## What you should do:
Write out the full listing again, exactly as it stands.

## Supplied data:
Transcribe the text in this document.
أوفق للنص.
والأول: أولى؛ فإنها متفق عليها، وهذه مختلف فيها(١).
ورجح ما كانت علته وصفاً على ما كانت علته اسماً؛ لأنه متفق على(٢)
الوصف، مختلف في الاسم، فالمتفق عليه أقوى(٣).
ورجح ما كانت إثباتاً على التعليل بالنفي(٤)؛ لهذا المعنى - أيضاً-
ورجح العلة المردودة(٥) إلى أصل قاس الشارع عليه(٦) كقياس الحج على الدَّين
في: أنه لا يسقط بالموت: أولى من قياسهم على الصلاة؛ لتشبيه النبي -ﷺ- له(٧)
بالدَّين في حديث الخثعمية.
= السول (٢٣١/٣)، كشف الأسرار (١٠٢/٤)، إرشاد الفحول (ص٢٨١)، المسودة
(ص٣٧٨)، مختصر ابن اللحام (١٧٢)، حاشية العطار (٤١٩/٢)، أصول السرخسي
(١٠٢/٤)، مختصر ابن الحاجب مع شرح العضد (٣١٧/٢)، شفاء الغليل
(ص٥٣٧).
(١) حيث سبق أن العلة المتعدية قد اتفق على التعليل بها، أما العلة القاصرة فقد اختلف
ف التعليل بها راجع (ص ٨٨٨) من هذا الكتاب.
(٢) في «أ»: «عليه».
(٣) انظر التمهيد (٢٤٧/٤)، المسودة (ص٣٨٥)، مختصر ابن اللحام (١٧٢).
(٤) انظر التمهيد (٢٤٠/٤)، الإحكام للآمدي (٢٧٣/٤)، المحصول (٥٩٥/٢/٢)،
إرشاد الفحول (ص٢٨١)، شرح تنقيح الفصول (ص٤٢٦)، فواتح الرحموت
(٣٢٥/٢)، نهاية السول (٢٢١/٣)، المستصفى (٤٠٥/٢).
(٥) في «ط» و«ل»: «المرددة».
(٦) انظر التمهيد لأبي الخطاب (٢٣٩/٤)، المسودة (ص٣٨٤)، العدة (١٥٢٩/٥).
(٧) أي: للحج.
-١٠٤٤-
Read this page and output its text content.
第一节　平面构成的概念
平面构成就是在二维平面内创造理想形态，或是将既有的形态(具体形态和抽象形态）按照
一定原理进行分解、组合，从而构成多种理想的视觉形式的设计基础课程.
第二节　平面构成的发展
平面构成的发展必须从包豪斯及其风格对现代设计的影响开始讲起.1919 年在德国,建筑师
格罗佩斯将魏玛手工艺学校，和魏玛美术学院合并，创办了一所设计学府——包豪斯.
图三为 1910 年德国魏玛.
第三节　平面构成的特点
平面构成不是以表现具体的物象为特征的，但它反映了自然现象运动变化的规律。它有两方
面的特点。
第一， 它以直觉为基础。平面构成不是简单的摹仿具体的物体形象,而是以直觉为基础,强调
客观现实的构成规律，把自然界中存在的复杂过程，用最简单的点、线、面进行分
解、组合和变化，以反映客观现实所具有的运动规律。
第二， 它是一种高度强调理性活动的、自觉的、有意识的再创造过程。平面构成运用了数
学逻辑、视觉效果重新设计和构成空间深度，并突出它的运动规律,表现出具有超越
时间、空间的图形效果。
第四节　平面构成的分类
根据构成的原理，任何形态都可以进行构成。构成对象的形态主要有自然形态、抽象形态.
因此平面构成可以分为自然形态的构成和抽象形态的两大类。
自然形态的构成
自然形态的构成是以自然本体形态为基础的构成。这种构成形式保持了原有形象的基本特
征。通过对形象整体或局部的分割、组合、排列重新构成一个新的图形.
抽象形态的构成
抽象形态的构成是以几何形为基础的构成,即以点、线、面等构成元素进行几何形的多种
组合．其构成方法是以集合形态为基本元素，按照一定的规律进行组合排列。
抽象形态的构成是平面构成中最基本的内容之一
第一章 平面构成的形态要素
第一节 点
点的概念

## Answer below:
Transcribe the text in this document.
أوفق للنص.
والأول: أولى؛ فإنها متفق عليها، وهذه مختلف فيها(١).
ورجح ما كانت علته وصفاً على ما كانت علته اسماً؛ لأنه متفق على(٢)
الوصف، مختلف في الاسم، فالمتفق عليه أقوى(٣).
ورجح ما كانت إثباتاً على التعليل بالنفي(٤)؛ لهذا المعنى - أيضاً-
ورجح العلة المردودة(٥) إلى أصل قاس الشارع عليه(٦) كقياس الحج على الدَّين
في: أنه لا يسقط بالموت: أولى من قياسهم على الصلاة؛ لتشبيه النبي -ﷺ- له(٧)
بالدَّين في حديث الخثعمية.
= السول (٢٣١/٣)، كشف الأسرار (١٠٢/٤)، إرشاد الفحول (ص٢٨١)، المسودة
(ص٣٧٨)، مختصر ابن اللحام (١٧٢)، حاشية العطار (٤١٩/٢)، أصول السرخسي
(١٠٢/٤)، مختصر ابن الحاجب مع شرح العضد (٣١٧/٢)، شفاء الغليل
(ص٥٣٧).
(١) حيث سبق أن العلة المتعدية قد اتفق على التعليل بها، أما العلة القاصرة فقد اختلف
ف التعليل بها راجع (ص ٨٨٨) من هذا الكتاب.
(٢) في «أ»: «عليه».
(٣) انظر التمهيد (٢٤٧/٤)، المسودة (ص٣٨٥)، مختصر ابن اللحام (١٧٢).
(٤) انظر التمهيد (٢٤٠/٤)، الإحكام للآمدي (٢٧٣/٤)، المحصول (٥٩٥/٢/٢)،
إرشاد الفحول (ص٢٨١)، شرح تنقيح الفصول (ص٤٢٦)، فواتح الرحموت
(٣٢٥/٢)، نهاية السول (٢٢١/٣)، المستصفى (٤٠٥/٢).
(٥) في «ط» و«ل»: «المرددة».
(٦) انظر التمهيد لأبي الخطاب (٢٣٩/٤)، المسودة (ص٣٨٤)، العدة (١٥٢٩/٥).
(٧) أي: للحج.
-١٠٤٤-
Read this page and output its text content.
第一节　平面构成的概念
平面构成就是在二维平面内创造理想形态，或是将既有的形态(具体形态和抽象形态）按照
一定原理进行分解、组合，从而构成多种理想的视觉形式的设计基础课程.
第二节　平面构成的发展
平面构成的发展必须从包豪斯及其风格对现代设计的影响开始讲起.1919 年在德国,建筑师
格罗佩斯将魏玛手工艺学校，和魏玛美术学院合并，创办了一所设计学府——包豪斯.
图三为 1910 年德国魏玛.
第三节　平面构成的特点
平面构成不是以表现具体的物象为特征的，但它反映了自然现象运动变化的规律。它有两方
面的特点。
第一， 它以直觉为基础。平面构成不是简单的摹仿具体的物体形象,而是以直觉为基础,强调
客观现实的构成规律，把自然界中存在的复杂过程，用最简单的点、线、面进行分
解、组合和变化，以反映客观现实所具有的运动规律。
第二， 它是一种高度强调理性活动的、自觉的、有意识的再创造过程。平面构成运用了数
学逻辑、视觉效果重新设计和构成空间深度，并突出它的运动规律,表现出具有超越
时间、空间的图形效果。
第四节　平面构成的分类
根据构成的原理，任何形态都可以进行构成。构成对象的形态主要有自然形态、抽象形态.
因此平面构成可以分为自然形态的构成和抽象形态的两大类。
自然形态的构成
自然形态的构成是以自然本体形态为基础的构成。这种构成形式保持了原有形象的基本特
征。通过对形象整体或局部的分割、组合、排列重新构成一个新的图形.
抽象形态的构成
抽象形态的构成是以几何形为基础的构成,即以点、线、面等构成元素进行几何形的多种
组合．其构成方法是以集合形态为基本元素，按照一定的规律进行组合排列。
抽象形态的构成是平面构成中最基本的内容之一
第一章 平面构成的形态要素
第一节 点
点的概念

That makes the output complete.